• SET PROBLEM: Transcribe every line, keeping it exact.

======== SOURCE MATERIAL

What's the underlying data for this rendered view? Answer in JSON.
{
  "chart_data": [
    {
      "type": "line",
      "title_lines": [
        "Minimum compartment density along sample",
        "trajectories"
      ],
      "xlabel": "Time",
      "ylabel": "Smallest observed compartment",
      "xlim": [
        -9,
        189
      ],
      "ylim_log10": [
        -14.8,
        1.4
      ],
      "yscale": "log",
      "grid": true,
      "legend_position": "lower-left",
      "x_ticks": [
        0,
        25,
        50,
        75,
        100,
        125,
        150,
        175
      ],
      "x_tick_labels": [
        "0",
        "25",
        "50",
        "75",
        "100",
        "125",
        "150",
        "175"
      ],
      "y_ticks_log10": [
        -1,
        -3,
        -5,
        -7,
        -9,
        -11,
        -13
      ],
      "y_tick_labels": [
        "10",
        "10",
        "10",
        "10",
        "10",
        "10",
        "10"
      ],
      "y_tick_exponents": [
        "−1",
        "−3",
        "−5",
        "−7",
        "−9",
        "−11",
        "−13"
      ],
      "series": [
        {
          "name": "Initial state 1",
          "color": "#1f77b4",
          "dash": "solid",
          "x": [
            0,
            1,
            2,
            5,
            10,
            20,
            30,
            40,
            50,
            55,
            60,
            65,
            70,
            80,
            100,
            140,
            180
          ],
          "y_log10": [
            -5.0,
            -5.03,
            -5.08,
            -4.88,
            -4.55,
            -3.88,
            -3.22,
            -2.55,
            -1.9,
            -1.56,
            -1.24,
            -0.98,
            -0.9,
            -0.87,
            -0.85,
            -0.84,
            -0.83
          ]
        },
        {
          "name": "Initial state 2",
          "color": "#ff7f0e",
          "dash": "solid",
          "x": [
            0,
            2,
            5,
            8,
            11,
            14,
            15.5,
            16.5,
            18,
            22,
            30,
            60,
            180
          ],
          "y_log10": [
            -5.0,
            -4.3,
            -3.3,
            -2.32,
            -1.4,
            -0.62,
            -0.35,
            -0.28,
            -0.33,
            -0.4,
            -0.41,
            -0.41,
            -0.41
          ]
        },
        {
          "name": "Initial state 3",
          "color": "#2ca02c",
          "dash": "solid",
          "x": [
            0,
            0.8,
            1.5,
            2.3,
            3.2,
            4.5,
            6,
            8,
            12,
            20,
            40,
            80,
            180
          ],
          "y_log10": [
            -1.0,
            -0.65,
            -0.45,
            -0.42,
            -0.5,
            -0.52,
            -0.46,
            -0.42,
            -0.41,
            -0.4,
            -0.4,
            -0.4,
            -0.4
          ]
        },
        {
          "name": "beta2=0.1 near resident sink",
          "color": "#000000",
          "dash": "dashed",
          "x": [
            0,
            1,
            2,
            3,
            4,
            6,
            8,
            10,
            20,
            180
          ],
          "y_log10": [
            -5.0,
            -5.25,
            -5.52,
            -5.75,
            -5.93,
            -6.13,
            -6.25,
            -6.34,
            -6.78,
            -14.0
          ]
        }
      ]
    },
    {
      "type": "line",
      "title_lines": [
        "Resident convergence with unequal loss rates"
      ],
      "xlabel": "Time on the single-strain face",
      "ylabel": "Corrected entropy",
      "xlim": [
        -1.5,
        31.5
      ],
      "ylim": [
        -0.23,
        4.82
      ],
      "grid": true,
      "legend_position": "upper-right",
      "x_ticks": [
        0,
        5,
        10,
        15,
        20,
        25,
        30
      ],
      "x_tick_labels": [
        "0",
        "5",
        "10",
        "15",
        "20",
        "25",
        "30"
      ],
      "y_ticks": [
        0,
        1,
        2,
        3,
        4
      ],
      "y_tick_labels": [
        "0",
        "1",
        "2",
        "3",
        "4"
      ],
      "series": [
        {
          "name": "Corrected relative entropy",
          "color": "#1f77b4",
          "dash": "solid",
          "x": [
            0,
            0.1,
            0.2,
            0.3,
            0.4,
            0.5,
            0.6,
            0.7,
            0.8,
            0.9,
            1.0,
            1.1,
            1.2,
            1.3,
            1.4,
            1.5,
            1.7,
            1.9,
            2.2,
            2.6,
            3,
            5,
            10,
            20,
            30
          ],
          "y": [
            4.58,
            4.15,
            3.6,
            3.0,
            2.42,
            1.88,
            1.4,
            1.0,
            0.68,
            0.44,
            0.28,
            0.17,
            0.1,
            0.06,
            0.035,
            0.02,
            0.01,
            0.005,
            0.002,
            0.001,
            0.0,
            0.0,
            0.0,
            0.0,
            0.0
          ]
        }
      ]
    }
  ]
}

================

• SOLUTION:
What's the underlying data for this rendered view? Answer in JSON.
{
  "chart_data": [
    {
      "type": "line",
      "title_lines": [
        "Minimum compartment density along sample",
        "trajectories"
      ],
      "xlabel": "Time",
      "ylabel": "Smallest observed compartment",
      "xlim": [
        -9,
        189
      ],
      "ylim_log10": [
        -14.8,
        1.4
      ],
      "yscale": "log",
      "grid": true,
      "legend_position": "lower-left",
      "x_ticks": [
        0,
        25,
        50,
        75,
        100,
        125,
        150,
        175
      ],
      "x_tick_labels": [
        "0",
        "25",
        "50",
        "75",
        "100",
        "125",
        "150",
        "175"
      ],
      "y_ticks_log10": [
        -1,
        -3,
        -5,
        -7,
        -9,
        -11,
        -13
      ],
      "y_tick_labels": [
        "10",
        "10",
        "10",
        "10",
        "10",
        "10",
        "10"
      ],
      "y_tick_exponents": [
        "−1",
        "−3",
        "−5",
        "−7",
        "−9",
        "−11",
        "−13"
      ],
      "series": [
        {
          "name": "Initial state 1",
          "color": "#1f77b4",
          "dash": "solid",
          "x": [
            0,
            1,
            2,
            5,
            10,
            20,
            30,
            40,
            50,
            55,
            60,
            65,
            70,
            80,
            100,
            140,
            180
          ],
          "y_log10": [
            -5.0,
            -5.03,
            -5.08,
            -4.88,
            -4.55,
            -3.88,
            -3.22,
            -2.55,
            -1.9,
            -1.56,
            -1.24,
            -0.98,
            -0.9,
            -0.87,
            -0.85,
            -0.84,
            -0.83
          ]
        },
        {
          "name": "Initial state 2",
          "color": "#ff7f0e",
          "dash": "solid",
          "x": [
            0,
            2,
            5,
            8,
            11,
            14,
            15.5,
            16.5,
            18,
            22,
            30,
            60,
            180
          ],
          "y_log10": [
            -5.0,
            -4.3,
            -3.3,
            -2.32,
            -1.4,
            -0.62,
            -0.35,
            -0.28,
            -0.33,
            -0.4,
            -0.41,
            -0.41,
            -0.41
          ]
        },
        {
          "name": "Initial state 3",
          "color": "#2ca02c",
          "dash": "solid",
          "x": [
            0,
            0.8,
            1.5,
            2.3,
            3.2,
            4.5,
            6,
            8,
            12,
            20,
            40,
            80,
            180
          ],
          "y_log10": [
            -1.0,
            -0.65,
            -0.45,
            -0.42,
            -0.5,
            -0.52,
            -0.46,
            -0.42,
            -0.41,
            -0.4,
            -0.4,
            -0.4,
            -0.4
          ]
        },
        {
          "name": "beta2=0.1 near resident sink",
          "color": "#000000",
          "dash": "dashed",
          "x": [
            0,
            1,
            2,
            3,
            4,
            6,
            8,
            10,
            20,
            180
          ],
          "y_log10": [
            -5.0,
            -5.25,
            -5.52,
            -5.75,
            -5.93,
            -6.13,
            -6.25,
            -6.34,
            -6.78,
            -14.0
          ]
        }
      ]
    },
    {
      "type": "line",
      "title_lines": [
        "Resident convergence with unequal loss rates"
      ],
      "xlabel": "Time on the single-strain face",
      "ylabel": "Corrected entropy",
      "xlim": [
        -1.5,
        31.5
      ],
      "ylim": [
        -0.23,
        4.82
      ],
      "grid": true,
      "legend_position": "upper-right",
      "x_ticks": [
        0,
        5,
        10,
        15,
        20,
        25,
        30
      ],
      "x_tick_labels": [
        "0",
        "5",
        "10",
        "15",
        "20",
        "25",
        "30"
      ],
      "y_ticks": [
        0,
        1,
        2,
        3,
        4
      ],
      "y_tick_labels": [
        "0",
        "1",
        "2",
        "3",
        "4"
      ],
      "series": [
        {
          "name": "Corrected relative entropy",
          "color": "#1f77b4",
          "dash": "solid",
          "x": [
            0,
            0.1,
            0.2,
            0.3,
            0.4,
            0.5,
            0.6,
            0.7,
            0.8,
            0.9,
            1.0,
            1.1,
            1.2,
            1.3,
            1.4,
            1.5,
            1.7,
            1.9,
            2.2,
            2.6,
            3,
            5,
            10,
            20,
            30
          ],
          "y": [
            4.58,
            4.15,
            3.6,
            3.0,
            2.42,
            1.88,
            1.4,
            1.0,
            0.68,
            0.44,
            0.28,
            0.17,
            0.1,
            0.06,
            0.035,
            0.02,
            0.01,
            0.005,
            0.002,
            0.001,
            0.0,
            0.0,
            0.0,
            0.0,
            0.0
          ]
        }
      ]
    }
  ]
}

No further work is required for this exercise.